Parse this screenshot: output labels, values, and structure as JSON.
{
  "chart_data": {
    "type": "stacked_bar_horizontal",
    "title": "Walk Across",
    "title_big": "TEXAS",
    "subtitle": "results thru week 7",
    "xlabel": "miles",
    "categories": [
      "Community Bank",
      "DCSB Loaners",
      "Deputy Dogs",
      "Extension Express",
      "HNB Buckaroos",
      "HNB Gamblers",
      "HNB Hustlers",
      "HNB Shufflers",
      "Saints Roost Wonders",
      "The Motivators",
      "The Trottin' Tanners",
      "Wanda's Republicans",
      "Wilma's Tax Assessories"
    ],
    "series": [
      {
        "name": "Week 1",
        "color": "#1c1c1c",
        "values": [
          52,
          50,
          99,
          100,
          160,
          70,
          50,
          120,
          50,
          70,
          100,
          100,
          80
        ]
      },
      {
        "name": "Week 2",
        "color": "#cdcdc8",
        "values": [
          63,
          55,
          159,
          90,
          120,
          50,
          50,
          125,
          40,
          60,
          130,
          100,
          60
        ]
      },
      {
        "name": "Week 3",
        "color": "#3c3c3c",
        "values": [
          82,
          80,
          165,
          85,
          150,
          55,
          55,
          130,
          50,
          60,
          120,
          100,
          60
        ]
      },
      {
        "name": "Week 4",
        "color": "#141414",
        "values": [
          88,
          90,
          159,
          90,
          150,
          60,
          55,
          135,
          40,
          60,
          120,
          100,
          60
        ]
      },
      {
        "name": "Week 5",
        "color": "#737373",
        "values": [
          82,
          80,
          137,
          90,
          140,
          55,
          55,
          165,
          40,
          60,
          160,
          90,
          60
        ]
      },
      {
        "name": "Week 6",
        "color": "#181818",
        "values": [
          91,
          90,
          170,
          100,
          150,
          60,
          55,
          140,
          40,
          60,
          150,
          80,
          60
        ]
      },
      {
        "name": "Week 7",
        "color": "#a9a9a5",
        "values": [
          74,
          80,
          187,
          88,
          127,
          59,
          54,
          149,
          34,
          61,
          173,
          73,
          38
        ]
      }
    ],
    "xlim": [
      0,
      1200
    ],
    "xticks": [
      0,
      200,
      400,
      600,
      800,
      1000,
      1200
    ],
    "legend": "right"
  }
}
☆ ☆ ☆ ☆ ☆
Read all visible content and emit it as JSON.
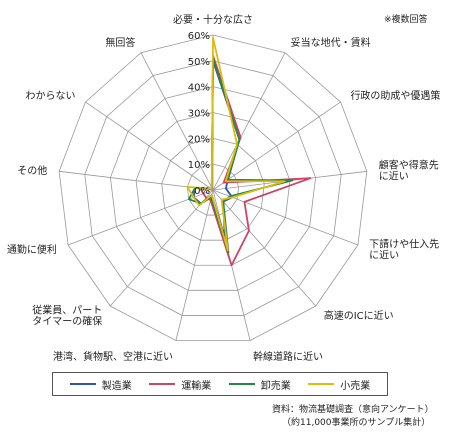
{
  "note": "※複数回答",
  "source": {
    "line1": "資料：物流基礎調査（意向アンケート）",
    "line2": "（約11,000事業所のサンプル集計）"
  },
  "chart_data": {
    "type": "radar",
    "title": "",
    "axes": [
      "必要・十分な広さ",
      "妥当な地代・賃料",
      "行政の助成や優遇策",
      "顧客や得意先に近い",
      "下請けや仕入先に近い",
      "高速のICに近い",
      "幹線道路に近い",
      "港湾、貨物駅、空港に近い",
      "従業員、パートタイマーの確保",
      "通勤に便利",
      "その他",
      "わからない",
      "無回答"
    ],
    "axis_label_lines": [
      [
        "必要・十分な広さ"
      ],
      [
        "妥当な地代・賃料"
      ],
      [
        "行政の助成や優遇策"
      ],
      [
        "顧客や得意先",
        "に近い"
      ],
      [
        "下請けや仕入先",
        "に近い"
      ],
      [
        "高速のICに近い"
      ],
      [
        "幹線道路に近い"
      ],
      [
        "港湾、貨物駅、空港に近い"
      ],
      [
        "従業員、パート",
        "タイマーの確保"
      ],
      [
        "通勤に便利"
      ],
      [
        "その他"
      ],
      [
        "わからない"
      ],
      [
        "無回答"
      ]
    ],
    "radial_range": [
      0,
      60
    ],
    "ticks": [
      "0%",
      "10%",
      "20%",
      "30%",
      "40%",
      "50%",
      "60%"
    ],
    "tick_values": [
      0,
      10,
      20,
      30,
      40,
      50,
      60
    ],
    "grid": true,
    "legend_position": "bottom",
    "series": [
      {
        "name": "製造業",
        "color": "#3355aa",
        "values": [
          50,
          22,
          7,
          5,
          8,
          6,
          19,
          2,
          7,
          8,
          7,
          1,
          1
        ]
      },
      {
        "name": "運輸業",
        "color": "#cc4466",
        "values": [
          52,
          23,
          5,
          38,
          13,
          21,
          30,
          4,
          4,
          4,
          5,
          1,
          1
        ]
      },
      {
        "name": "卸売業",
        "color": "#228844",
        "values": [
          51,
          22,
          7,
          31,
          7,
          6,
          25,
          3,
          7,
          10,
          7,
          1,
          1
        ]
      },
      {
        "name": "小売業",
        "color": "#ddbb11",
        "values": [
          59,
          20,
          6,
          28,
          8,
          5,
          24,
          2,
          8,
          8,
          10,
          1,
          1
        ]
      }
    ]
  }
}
☆ ☆ ☆ ☆ ☆
_DIRECTIONS_.
The word "JSON" may appear on some lines. Report how many lines hold it, giving the number alone.

_SOLUTION FOR THIS PROBLEM_.
2